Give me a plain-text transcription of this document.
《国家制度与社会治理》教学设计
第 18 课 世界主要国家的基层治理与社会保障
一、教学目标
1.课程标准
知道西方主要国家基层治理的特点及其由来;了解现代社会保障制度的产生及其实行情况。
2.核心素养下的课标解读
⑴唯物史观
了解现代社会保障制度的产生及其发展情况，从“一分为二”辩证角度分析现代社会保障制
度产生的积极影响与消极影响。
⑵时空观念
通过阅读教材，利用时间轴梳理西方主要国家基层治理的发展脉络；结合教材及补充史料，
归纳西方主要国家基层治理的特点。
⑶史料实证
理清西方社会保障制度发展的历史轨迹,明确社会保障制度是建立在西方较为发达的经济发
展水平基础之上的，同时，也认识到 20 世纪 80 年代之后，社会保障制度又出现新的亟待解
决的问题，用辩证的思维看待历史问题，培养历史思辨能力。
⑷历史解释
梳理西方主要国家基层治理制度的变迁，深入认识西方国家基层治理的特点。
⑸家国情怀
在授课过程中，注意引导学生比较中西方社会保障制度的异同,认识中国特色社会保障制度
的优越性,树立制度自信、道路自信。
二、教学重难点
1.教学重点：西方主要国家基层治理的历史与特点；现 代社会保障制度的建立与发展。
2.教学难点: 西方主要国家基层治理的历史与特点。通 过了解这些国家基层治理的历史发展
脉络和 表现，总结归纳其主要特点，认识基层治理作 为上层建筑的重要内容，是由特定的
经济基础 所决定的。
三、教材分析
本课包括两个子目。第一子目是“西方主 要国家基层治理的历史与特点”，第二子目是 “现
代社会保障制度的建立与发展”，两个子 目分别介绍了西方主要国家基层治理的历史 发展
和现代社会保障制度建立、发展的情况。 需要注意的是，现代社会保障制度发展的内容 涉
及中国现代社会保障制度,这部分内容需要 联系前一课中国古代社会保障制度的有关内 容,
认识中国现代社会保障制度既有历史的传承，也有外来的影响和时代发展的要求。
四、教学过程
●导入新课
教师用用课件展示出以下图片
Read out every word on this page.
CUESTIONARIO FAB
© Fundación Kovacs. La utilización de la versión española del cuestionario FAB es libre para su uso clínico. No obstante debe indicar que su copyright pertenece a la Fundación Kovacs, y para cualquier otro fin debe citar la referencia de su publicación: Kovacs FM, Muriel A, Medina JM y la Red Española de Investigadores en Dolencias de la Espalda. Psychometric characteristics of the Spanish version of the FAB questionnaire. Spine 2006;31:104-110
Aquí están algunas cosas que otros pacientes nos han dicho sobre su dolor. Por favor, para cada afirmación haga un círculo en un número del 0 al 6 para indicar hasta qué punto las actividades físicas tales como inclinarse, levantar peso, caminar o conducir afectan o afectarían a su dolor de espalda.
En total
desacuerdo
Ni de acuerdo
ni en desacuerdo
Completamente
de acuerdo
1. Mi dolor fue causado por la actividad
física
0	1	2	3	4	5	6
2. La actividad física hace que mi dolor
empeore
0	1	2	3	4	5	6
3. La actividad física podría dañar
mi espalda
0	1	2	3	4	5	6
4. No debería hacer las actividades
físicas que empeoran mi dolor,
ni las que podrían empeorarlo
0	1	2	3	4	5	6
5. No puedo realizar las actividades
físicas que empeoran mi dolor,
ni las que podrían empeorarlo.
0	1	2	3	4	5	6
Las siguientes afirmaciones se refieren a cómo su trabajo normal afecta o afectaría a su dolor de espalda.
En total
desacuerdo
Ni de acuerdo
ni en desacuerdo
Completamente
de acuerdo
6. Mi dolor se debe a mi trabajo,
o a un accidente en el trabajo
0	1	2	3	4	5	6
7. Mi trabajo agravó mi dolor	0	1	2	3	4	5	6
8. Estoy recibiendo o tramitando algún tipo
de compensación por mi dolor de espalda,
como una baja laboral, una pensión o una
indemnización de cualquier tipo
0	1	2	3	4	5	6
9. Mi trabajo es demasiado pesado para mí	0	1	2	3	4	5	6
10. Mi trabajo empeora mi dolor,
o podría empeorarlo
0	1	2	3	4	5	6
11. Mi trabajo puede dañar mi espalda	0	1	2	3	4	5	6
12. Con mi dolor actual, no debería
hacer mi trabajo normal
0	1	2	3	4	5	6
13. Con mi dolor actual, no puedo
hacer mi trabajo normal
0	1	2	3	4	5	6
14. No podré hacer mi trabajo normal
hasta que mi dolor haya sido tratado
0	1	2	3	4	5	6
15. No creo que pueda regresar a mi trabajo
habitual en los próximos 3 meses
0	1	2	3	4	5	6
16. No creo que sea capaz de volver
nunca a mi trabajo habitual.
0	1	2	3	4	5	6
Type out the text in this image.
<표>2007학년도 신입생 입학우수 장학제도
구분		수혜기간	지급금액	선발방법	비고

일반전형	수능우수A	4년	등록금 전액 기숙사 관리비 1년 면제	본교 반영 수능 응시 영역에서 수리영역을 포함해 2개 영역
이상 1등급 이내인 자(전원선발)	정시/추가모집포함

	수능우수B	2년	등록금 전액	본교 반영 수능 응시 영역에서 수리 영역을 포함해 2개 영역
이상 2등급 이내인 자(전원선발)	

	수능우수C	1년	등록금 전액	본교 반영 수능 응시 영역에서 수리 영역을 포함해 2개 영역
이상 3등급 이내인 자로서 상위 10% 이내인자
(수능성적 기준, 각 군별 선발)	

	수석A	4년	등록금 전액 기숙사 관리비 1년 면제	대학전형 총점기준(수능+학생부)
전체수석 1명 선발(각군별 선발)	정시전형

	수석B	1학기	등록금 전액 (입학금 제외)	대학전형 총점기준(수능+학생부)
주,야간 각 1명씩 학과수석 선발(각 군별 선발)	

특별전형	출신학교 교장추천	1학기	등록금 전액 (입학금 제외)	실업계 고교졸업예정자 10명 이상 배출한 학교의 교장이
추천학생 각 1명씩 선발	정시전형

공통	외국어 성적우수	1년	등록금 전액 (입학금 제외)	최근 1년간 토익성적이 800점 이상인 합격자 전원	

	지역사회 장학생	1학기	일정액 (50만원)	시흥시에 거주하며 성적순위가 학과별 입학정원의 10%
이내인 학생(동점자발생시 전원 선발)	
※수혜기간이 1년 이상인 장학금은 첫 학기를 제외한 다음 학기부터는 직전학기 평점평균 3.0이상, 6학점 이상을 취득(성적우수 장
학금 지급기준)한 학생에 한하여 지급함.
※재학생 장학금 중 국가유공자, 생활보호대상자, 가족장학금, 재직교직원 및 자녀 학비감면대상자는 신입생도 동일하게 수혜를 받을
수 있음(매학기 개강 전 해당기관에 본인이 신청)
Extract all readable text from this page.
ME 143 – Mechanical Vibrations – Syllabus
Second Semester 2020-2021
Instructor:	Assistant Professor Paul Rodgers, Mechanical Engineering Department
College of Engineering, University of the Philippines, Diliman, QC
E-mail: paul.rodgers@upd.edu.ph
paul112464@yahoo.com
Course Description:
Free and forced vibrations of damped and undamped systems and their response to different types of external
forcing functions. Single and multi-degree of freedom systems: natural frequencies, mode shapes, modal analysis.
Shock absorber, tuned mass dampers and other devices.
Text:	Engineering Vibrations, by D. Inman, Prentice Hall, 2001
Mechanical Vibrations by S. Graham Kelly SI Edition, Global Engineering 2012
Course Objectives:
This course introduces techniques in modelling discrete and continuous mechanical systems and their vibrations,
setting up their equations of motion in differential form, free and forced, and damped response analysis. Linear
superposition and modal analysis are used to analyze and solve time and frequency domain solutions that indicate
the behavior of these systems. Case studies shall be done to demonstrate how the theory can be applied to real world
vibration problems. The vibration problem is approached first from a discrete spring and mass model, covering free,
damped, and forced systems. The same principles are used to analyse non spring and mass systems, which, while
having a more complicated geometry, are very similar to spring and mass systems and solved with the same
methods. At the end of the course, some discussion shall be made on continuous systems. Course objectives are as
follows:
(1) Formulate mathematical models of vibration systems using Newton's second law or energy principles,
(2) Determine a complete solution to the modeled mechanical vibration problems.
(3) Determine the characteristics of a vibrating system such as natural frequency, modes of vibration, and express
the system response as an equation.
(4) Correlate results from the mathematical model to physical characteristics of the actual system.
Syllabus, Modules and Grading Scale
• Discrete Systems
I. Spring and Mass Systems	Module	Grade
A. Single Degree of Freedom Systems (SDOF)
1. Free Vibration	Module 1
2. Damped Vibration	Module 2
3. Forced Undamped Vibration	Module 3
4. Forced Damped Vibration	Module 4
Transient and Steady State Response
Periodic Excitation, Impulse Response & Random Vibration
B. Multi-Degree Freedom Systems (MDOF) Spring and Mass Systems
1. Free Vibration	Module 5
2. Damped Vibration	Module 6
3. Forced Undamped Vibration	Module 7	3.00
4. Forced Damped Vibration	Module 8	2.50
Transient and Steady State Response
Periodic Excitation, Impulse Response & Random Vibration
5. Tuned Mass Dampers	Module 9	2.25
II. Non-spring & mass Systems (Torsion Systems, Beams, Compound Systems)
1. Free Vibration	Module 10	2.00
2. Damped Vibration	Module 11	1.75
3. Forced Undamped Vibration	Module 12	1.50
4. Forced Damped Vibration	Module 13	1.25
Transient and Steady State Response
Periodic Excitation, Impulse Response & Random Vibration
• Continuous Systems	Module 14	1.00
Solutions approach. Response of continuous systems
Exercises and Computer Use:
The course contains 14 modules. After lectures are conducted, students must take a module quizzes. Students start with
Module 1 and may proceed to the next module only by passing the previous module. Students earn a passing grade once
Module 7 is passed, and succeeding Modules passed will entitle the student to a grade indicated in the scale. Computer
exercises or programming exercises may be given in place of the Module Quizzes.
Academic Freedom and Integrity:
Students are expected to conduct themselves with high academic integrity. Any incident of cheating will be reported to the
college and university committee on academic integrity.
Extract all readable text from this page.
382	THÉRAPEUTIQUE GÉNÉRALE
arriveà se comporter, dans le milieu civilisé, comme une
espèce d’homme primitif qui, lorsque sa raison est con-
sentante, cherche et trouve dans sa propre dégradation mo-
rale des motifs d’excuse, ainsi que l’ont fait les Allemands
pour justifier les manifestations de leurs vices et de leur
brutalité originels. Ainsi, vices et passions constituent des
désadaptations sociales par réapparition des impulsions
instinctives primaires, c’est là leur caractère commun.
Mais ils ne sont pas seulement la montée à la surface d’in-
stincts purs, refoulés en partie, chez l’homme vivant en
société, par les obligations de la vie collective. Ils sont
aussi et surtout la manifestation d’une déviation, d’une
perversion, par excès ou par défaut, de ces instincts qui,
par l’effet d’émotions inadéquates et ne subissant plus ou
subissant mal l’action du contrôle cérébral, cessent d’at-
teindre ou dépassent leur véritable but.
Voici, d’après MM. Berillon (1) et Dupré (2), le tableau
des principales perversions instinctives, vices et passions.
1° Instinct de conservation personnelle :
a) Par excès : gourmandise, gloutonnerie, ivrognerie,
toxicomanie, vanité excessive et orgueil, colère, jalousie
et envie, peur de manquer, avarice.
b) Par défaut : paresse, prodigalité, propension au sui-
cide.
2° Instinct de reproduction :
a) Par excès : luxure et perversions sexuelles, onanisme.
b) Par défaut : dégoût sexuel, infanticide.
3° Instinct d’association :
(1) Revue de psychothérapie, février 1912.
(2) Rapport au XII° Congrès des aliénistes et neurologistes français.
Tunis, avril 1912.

****

- Your goal: Each line in the data that holds the string "대학전형" should be found and copied.

- Written solution:
	수석A	4년	등록금 전액 기숙사 관리비 1년 면제	대학전형 총점기준(수능+학생부)
	수석B	1학기	등록금 전액 (입학금 제외)	대학전형 총점기준(수능+학생부)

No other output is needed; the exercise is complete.